(SUPPLIED MATERIAL)

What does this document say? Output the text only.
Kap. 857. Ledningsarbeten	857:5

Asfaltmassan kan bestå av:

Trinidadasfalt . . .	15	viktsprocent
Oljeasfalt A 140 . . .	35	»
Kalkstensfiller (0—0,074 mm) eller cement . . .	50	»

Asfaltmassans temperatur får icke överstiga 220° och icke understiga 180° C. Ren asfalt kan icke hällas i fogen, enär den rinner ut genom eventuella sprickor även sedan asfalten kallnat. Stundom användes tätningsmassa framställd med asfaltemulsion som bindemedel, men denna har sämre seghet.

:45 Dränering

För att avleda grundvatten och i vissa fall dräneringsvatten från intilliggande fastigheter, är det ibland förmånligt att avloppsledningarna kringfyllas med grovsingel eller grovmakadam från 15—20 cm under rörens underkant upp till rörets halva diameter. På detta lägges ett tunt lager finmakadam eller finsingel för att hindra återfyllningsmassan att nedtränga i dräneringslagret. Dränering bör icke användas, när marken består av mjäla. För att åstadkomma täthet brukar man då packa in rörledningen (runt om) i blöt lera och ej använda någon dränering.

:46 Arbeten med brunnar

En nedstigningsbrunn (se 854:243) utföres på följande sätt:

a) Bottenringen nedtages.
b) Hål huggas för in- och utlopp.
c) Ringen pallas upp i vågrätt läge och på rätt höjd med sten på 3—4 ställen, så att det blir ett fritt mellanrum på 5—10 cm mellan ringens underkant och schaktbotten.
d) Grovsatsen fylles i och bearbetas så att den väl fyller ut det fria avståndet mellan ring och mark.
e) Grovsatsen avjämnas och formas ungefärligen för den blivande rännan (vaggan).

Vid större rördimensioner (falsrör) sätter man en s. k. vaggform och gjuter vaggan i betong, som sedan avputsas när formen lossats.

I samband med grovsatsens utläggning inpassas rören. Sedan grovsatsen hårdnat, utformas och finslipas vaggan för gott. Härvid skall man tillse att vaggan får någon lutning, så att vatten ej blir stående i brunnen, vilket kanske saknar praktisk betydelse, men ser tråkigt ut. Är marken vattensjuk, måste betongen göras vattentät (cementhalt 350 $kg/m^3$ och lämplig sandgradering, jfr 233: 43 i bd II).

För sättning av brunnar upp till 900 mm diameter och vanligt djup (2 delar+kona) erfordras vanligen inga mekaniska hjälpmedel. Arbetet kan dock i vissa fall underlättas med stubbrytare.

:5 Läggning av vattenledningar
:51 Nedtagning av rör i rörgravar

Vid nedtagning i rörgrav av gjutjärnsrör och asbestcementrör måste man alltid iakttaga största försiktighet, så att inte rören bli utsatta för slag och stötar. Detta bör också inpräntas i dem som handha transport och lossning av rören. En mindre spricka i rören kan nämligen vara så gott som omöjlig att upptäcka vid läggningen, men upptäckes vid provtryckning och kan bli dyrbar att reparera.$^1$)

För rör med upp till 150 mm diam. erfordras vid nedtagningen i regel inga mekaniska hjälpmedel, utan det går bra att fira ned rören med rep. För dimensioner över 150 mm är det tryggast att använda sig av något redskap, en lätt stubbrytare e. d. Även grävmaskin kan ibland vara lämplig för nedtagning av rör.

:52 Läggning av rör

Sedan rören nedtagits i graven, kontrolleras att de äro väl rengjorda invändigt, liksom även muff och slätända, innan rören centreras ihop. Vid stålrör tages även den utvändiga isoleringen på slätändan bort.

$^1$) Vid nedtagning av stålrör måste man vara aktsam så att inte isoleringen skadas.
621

(End SUPPLIED MATERIAL)

**WORK INSTRUCTION**.
What is needed is an exact copy of all the data above.

**YOUR RESPONSE**.
What does this document say? Output the text only.
Kap. 857. Ledningsarbeten	857:5

Asfaltmassan kan bestå av:

Trinidadasfalt . . .	15	viktsprocent
Oljeasfalt A 140 . . .	35	»
Kalkstensfiller (0—0,074 mm) eller cement . . .	50	»

Asfaltmassans temperatur får icke överstiga 220° och icke understiga 180° C. Ren asfalt kan icke hällas i fogen, enär den rinner ut genom eventuella sprickor även sedan asfalten kallnat. Stundom användes tätningsmassa framställd med asfaltemulsion som bindemedel, men denna har sämre seghet.

:45 Dränering

För att avleda grundvatten och i vissa fall dräneringsvatten från intilliggande fastigheter, är det ibland förmånligt att avloppsledningarna kringfyllas med grovsingel eller grovmakadam från 15—20 cm under rörens underkant upp till rörets halva diameter. På detta lägges ett tunt lager finmakadam eller finsingel för att hindra återfyllningsmassan att nedtränga i dräneringslagret. Dränering bör icke användas, när marken består av mjäla. För att åstadkomma täthet brukar man då packa in rörledningen (runt om) i blöt lera och ej använda någon dränering.

:46 Arbeten med brunnar

En nedstigningsbrunn (se 854:243) utföres på följande sätt:

a) Bottenringen nedtages.
b) Hål huggas för in- och utlopp.
c) Ringen pallas upp i vågrätt läge och på rätt höjd med sten på 3—4 ställen, så att det blir ett fritt mellanrum på 5—10 cm mellan ringens underkant och schaktbotten.
d) Grovsatsen fylles i och bearbetas så att den väl fyller ut det fria avståndet mellan ring och mark.
e) Grovsatsen avjämnas och formas ungefärligen för den blivande rännan (vaggan).

Vid större rördimensioner (falsrör) sätter man en s. k. vaggform och gjuter vaggan i betong, som sedan avputsas när formen lossats.

I samband med grovsatsens utläggning inpassas rören. Sedan grovsatsen hårdnat, utformas och finslipas vaggan för gott. Härvid skall man tillse att vaggan får någon lutning, så att vatten ej blir stående i brunnen, vilket kanske saknar praktisk betydelse, men ser tråkigt ut. Är marken vattensjuk, måste betongen göras vattentät (cementhalt 350 $kg/m^3$ och lämplig sandgradering, jfr 233: 43 i bd II).

För sättning av brunnar upp till 900 mm diameter och vanligt djup (2 delar+kona) erfordras vanligen inga mekaniska hjälpmedel. Arbetet kan dock i vissa fall underlättas med stubbrytare.

:5 Läggning av vattenledningar
:51 Nedtagning av rör i rörgravar

Vid nedtagning i rörgrav av gjutjärnsrör och asbestcementrör måste man alltid iakttaga största försiktighet, så att inte rören bli utsatta för slag och stötar. Detta bör också inpräntas i dem som handha transport och lossning av rören. En mindre spricka i rören kan nämligen vara så gott som omöjlig att upptäcka vid läggningen, men upptäckes vid provtryckning och kan bli dyrbar att reparera.$^1$)

För rör med upp till 150 mm diam. erfordras vid nedtagningen i regel inga mekaniska hjälpmedel, utan det går bra att fira ned rören med rep. För dimensioner över 150 mm är det tryggast att använda sig av något redskap, en lätt stubbrytare e. d. Även grävmaskin kan ibland vara lämplig för nedtagning av rör.

:52 Läggning av rör

Sedan rören nedtagits i graven, kontrolleras att de äro väl rengjorda invändigt, liksom även muff och slätända, innan rören centreras ihop. Vid stålrör tages även den utvändiga isoleringen på slätändan bort.

$^1$) Vid nedtagning av stålrör måste man vara aktsam så att inte isoleringen skadas.
621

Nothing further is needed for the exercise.